• **EXERCISE DIRECTIONS**
Your task is to gather the lines below that hold the string "title".

┄┄┄┄┄┄┄┄┄┄

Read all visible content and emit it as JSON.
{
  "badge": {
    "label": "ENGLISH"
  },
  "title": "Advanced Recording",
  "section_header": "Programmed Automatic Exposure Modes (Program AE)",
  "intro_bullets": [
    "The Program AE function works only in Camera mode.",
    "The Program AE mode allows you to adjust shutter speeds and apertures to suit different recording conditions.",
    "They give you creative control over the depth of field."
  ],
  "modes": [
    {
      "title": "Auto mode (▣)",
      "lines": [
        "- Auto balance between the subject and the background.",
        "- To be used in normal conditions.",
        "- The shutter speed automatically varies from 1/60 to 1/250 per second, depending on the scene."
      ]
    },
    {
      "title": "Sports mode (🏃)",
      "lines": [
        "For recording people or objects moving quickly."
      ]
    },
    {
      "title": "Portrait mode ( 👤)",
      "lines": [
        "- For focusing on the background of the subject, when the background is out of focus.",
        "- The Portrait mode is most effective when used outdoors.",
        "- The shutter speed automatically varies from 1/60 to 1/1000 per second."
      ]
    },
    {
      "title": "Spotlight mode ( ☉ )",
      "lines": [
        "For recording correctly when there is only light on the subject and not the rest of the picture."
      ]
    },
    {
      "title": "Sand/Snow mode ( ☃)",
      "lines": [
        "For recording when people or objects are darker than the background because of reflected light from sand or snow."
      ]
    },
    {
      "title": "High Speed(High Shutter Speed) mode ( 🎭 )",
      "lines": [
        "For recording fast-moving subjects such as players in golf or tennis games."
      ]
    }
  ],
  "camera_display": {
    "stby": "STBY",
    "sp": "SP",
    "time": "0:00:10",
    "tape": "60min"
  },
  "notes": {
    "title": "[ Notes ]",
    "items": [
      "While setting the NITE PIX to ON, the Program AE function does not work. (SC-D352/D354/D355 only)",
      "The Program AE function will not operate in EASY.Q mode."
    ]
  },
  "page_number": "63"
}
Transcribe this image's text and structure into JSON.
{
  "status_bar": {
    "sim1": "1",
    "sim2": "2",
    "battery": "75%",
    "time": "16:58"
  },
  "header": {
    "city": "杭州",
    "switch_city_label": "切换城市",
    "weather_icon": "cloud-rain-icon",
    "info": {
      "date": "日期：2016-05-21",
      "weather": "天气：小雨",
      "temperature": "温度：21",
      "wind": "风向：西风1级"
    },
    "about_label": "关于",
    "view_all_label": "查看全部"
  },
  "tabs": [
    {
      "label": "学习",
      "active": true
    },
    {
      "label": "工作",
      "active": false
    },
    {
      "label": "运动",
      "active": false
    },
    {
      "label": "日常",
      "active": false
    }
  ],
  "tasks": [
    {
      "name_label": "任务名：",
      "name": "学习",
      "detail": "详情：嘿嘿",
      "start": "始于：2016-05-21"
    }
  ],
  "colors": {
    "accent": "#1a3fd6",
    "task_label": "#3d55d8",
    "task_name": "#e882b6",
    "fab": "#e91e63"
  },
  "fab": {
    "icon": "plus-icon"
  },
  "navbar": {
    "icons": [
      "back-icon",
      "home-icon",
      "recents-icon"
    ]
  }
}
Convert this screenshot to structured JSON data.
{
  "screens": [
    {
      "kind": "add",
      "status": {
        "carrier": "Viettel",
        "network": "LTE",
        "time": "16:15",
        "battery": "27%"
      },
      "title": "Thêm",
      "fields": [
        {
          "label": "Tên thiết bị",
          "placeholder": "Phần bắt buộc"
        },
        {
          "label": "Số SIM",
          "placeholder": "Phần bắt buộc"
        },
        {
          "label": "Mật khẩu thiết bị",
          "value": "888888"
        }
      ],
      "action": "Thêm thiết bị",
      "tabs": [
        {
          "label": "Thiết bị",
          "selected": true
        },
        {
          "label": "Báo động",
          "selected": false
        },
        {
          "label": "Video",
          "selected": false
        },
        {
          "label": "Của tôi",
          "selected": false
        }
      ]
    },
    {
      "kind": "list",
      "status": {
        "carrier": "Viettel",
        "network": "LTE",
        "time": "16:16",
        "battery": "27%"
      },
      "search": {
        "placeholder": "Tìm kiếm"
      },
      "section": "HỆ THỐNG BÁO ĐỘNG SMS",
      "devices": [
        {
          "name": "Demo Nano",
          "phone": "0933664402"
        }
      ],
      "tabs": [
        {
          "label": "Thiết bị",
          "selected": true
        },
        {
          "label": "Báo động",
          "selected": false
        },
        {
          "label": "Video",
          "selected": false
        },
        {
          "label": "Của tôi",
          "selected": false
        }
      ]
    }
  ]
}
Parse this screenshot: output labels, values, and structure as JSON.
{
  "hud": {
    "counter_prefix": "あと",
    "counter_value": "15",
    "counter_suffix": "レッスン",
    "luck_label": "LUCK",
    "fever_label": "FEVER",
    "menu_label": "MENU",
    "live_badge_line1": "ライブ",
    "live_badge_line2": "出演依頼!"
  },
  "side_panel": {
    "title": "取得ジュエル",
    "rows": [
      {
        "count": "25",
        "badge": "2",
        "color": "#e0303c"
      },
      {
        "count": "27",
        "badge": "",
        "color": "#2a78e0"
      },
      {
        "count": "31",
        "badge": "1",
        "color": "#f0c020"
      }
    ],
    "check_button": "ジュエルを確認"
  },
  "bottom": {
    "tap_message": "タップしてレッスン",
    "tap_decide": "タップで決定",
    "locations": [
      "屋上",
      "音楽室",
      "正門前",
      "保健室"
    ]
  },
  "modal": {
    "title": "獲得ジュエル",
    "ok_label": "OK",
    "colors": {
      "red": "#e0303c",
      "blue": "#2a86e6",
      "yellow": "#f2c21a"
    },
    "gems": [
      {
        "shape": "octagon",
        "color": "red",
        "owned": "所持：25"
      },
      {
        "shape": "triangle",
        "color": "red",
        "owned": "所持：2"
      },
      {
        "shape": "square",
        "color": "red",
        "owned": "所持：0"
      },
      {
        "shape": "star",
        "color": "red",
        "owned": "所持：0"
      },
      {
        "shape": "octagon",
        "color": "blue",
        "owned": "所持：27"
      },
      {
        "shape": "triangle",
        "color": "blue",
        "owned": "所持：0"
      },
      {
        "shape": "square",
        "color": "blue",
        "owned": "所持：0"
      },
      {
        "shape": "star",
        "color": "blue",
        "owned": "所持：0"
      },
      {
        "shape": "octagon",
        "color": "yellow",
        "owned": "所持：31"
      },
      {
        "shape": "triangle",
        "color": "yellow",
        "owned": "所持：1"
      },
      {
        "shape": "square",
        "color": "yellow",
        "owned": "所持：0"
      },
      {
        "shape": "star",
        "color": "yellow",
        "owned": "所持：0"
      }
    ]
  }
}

┄┄┄┄┄┄┄┄┄┄

• **WORKED ANSWER**
  "title": "Advanced Recording",
      "title": "Auto mode (▣)",
      "title": "Sports mode (🏃)",
      "title": "Portrait mode ( 👤)",
      "title": "Spotlight mode ( ☉ )",
      "title": "Sand/Snow mode ( ☃)",
      "title": "High Speed(High Shutter Speed) mode ( 🎭 )",
    "title": "[ Notes ]",
      "title": "Thêm",
    "title": "取得ジュエル",
    "title": "獲得ジュエル",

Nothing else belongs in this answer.